RECORDS PROVIDED:
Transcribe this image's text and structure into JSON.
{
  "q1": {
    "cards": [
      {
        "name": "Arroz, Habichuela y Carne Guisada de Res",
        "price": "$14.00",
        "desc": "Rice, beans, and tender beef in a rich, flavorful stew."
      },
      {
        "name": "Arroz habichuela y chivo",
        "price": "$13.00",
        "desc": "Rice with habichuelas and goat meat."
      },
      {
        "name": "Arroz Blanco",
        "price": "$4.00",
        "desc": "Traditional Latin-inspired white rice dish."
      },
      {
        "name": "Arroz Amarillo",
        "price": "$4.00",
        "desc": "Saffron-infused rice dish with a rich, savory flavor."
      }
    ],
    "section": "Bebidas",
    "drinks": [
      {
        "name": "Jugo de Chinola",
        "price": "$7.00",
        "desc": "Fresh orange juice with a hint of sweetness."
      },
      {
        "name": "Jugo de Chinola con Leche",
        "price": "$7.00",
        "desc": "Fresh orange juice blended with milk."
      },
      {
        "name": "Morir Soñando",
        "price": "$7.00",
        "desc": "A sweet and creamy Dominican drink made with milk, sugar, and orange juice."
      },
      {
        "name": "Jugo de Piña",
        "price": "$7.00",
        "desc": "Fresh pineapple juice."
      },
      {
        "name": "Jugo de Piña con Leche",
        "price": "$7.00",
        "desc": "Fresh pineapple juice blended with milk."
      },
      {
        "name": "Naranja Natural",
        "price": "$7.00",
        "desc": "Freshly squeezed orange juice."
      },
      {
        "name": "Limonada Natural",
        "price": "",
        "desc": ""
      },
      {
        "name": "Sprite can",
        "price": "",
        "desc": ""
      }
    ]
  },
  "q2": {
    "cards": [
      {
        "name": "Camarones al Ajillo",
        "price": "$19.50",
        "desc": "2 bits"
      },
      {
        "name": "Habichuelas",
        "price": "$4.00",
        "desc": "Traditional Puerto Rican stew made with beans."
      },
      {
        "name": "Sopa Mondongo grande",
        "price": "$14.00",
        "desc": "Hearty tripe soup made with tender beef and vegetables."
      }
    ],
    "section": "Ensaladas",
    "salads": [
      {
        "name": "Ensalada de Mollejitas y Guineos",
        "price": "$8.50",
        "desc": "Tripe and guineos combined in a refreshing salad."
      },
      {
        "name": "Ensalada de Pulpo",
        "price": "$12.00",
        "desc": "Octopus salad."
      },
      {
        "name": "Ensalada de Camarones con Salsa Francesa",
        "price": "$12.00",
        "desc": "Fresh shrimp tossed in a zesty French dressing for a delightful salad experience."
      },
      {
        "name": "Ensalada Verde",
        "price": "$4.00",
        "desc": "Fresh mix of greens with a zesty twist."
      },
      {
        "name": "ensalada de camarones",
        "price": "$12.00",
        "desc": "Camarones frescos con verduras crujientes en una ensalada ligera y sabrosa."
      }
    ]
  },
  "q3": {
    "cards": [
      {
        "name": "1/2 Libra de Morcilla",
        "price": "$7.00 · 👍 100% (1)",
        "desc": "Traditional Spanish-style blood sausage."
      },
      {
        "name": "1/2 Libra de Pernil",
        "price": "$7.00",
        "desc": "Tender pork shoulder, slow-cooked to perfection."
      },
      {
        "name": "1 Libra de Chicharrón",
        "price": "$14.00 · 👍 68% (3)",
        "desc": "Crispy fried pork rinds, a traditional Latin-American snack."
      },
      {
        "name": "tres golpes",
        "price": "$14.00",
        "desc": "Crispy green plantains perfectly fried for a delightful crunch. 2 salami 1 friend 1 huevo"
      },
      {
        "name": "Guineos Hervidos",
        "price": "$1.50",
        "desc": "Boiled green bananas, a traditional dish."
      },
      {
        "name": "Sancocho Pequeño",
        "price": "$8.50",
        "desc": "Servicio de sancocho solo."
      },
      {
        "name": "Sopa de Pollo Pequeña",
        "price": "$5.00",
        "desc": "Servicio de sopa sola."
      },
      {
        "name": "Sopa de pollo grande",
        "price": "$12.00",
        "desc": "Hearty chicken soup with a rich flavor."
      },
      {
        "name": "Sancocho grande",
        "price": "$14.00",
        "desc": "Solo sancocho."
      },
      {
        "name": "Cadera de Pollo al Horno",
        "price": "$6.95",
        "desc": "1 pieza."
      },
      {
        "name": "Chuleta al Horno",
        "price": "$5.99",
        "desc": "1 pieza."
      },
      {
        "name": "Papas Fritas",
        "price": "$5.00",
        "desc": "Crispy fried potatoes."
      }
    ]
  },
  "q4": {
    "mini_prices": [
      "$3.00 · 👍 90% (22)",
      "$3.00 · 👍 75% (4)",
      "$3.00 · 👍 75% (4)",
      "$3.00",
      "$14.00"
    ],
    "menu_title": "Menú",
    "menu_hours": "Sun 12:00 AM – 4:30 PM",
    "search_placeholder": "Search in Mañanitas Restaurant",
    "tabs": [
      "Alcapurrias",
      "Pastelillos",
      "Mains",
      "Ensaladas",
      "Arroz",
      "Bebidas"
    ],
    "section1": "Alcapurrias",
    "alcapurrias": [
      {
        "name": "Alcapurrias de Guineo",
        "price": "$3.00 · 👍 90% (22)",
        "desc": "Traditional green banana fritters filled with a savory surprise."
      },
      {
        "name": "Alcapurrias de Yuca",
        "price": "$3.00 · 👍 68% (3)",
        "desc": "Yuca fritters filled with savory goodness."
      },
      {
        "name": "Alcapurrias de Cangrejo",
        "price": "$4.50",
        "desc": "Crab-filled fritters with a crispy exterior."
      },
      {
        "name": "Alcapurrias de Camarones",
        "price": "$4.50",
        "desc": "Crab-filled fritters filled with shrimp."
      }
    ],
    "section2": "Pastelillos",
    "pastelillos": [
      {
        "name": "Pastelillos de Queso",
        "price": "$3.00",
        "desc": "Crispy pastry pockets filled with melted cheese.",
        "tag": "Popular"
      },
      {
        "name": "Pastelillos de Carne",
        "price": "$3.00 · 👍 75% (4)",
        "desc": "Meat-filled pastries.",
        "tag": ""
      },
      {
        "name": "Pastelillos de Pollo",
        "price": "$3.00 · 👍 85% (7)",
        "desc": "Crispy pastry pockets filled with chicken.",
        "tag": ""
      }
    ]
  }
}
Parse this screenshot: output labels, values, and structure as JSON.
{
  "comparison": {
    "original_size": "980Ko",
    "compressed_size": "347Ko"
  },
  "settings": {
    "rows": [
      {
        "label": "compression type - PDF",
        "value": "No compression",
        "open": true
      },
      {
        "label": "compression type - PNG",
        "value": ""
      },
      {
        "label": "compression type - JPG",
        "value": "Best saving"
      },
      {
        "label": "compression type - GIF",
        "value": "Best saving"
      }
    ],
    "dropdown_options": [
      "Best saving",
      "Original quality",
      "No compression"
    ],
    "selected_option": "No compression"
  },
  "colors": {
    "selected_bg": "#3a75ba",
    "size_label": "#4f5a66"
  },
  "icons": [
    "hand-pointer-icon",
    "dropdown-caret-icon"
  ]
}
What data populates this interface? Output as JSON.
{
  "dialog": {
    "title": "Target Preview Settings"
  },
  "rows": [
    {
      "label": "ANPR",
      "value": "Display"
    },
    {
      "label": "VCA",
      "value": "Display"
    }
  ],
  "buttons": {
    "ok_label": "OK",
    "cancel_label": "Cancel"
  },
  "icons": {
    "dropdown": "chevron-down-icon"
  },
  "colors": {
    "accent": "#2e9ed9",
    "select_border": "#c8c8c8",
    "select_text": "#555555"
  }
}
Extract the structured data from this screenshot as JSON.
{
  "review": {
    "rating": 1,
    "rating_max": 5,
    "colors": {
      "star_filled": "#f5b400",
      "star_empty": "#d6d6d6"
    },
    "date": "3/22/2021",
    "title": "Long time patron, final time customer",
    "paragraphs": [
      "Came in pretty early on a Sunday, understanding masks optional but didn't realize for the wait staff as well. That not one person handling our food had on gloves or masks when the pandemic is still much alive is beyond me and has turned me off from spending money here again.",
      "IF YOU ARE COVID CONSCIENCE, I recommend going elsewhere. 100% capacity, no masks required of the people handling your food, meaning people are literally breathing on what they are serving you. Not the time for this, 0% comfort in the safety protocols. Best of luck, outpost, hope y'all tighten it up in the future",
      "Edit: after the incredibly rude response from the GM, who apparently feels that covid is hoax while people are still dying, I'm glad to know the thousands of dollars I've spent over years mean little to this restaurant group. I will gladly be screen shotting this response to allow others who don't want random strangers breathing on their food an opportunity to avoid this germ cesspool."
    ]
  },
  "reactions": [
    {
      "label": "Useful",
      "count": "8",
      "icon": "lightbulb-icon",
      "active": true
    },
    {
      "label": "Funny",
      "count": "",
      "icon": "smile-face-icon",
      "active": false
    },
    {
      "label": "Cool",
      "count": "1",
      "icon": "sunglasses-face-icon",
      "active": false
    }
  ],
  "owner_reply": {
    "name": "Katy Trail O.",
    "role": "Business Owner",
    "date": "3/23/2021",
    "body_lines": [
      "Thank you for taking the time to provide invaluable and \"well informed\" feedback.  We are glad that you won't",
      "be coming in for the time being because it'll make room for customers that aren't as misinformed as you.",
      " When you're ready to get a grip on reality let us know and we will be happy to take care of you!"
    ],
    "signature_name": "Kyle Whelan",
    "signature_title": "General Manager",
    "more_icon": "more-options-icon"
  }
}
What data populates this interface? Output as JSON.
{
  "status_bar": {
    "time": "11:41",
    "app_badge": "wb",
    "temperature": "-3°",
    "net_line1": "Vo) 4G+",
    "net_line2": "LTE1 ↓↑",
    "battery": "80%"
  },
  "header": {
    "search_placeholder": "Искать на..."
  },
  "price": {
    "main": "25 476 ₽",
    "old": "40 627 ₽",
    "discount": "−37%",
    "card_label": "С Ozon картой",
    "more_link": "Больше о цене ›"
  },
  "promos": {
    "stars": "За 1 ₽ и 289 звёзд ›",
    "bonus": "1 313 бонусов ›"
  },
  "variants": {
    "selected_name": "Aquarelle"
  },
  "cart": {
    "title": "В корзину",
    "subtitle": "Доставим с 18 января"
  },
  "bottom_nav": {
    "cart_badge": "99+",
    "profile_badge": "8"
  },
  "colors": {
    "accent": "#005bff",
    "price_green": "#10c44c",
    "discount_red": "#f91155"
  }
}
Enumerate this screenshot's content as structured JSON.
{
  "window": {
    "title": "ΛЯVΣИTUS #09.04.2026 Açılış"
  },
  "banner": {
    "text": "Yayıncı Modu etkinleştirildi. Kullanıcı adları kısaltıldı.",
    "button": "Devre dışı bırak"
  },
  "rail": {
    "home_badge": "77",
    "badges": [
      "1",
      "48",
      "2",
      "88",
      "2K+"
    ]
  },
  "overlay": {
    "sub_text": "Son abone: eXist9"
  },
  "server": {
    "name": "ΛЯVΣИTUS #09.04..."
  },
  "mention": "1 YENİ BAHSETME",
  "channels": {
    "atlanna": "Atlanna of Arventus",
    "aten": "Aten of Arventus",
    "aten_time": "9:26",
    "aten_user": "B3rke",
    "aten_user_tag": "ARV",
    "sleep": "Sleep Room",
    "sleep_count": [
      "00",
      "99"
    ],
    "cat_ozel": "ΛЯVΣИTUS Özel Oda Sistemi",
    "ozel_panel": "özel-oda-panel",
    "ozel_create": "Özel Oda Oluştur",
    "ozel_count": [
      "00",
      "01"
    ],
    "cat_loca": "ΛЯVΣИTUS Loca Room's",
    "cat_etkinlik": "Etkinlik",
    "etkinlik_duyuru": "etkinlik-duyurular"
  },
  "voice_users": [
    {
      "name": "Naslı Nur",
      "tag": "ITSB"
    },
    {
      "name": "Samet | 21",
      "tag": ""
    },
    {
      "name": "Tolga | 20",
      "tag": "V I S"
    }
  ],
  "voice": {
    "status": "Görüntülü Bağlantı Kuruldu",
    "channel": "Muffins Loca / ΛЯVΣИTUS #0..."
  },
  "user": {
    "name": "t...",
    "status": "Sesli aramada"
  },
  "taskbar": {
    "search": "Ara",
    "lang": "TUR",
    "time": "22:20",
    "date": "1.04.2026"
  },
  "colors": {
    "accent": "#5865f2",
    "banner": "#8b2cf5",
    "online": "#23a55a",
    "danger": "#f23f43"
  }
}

WRITTEN TASK: Pull out every line in the material above where "zesty" occurs.

FULL RESPONSE:
        "desc": "Fresh shrimp tossed in a zesty French dressing for a delightful salad experience."
        "desc": "Fresh mix of greens with a zesty twist."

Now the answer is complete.